## START Data listing

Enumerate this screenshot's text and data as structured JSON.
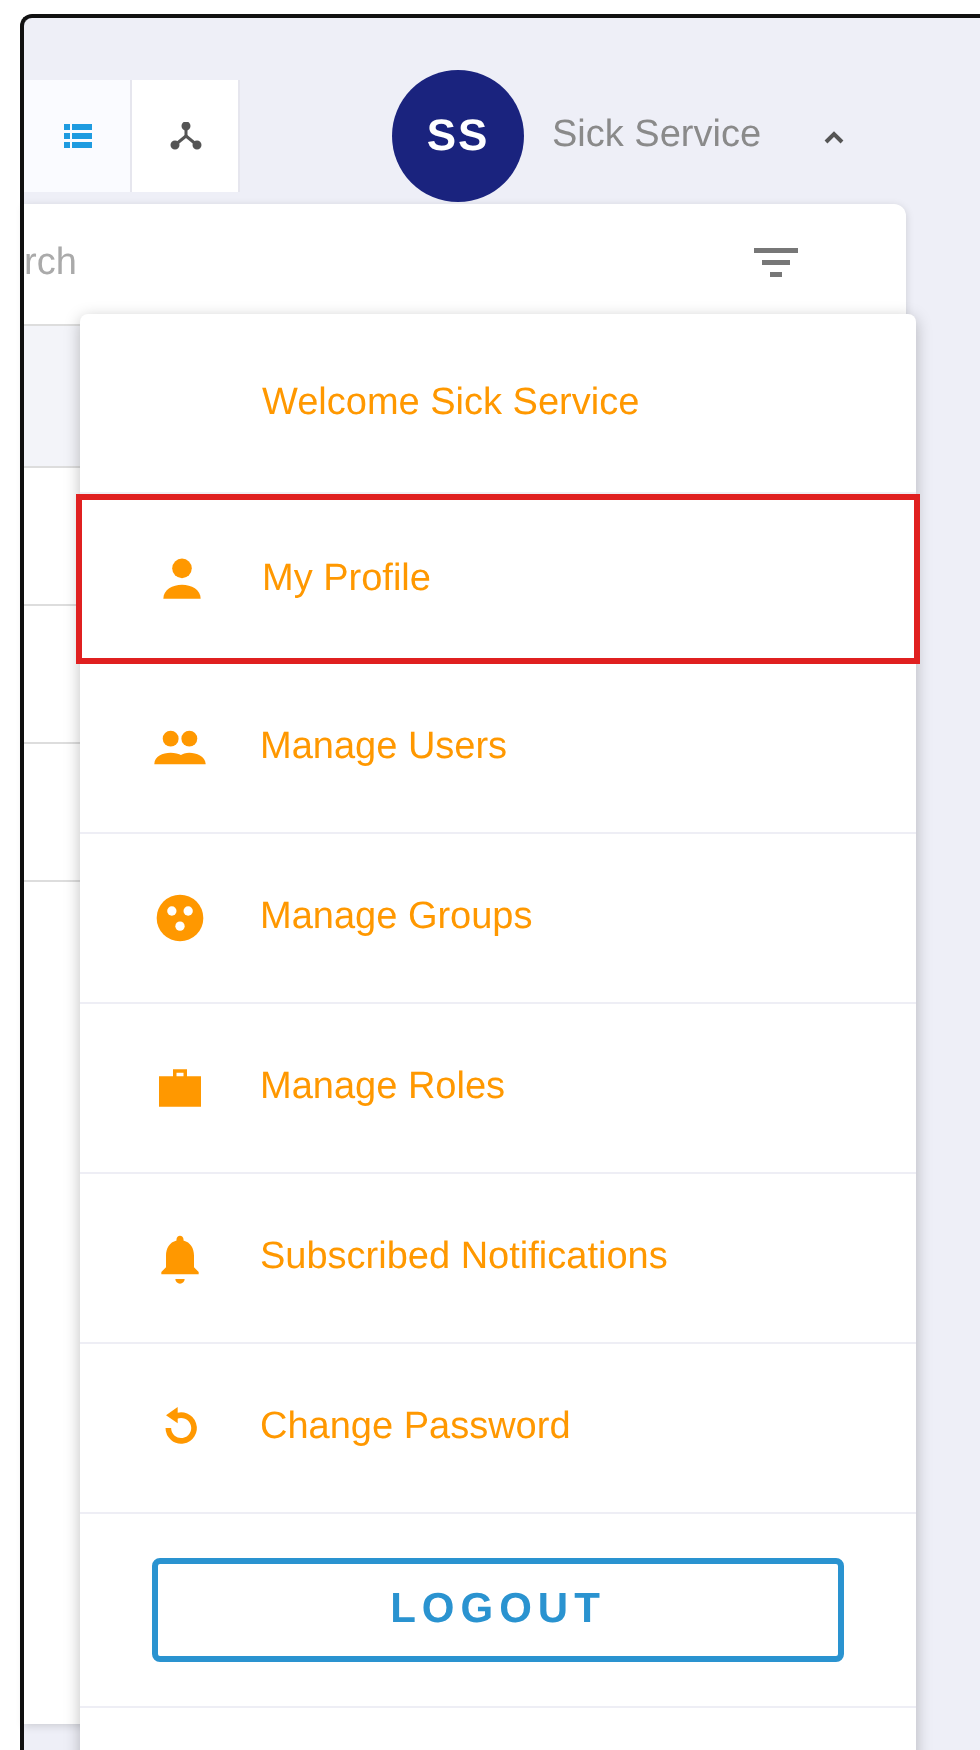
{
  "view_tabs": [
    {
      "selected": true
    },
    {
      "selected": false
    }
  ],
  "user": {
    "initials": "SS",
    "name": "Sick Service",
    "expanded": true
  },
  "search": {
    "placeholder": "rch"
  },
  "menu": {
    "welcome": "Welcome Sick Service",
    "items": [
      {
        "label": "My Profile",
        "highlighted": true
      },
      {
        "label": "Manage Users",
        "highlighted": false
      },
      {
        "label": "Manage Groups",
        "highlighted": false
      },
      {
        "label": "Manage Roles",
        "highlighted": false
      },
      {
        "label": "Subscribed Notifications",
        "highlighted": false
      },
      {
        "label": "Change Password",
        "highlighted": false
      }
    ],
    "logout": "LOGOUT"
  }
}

## END Data listing

▶ [Challenge] All of the lines above should be retyped precisely, apart from the pictures.

▶ [Correct result]
Enumerate this screenshot's text and data as structured JSON.
{
  "view_tabs": [
    {
      "selected": true
    },
    {
      "selected": false
    }
  ],
  "user": {
    "initials": "SS",
    "name": "Sick Service",
    "expanded": true
  },
  "search": {
    "placeholder": "rch"
  },
  "menu": {
    "welcome": "Welcome Sick Service",
    "items": [
      {
        "label": "My Profile",
        "highlighted": true
      },
      {
        "label": "Manage Users",
        "highlighted": false
      },
      {
        "label": "Manage Groups",
        "highlighted": false
      },
      {
        "label": "Manage Roles",
        "highlighted": false
      },
      {
        "label": "Subscribed Notifications",
        "highlighted": false
      },
      {
        "label": "Change Password",
        "highlighted": false
      }
    ],
    "logout": "LOGOUT"
  }
}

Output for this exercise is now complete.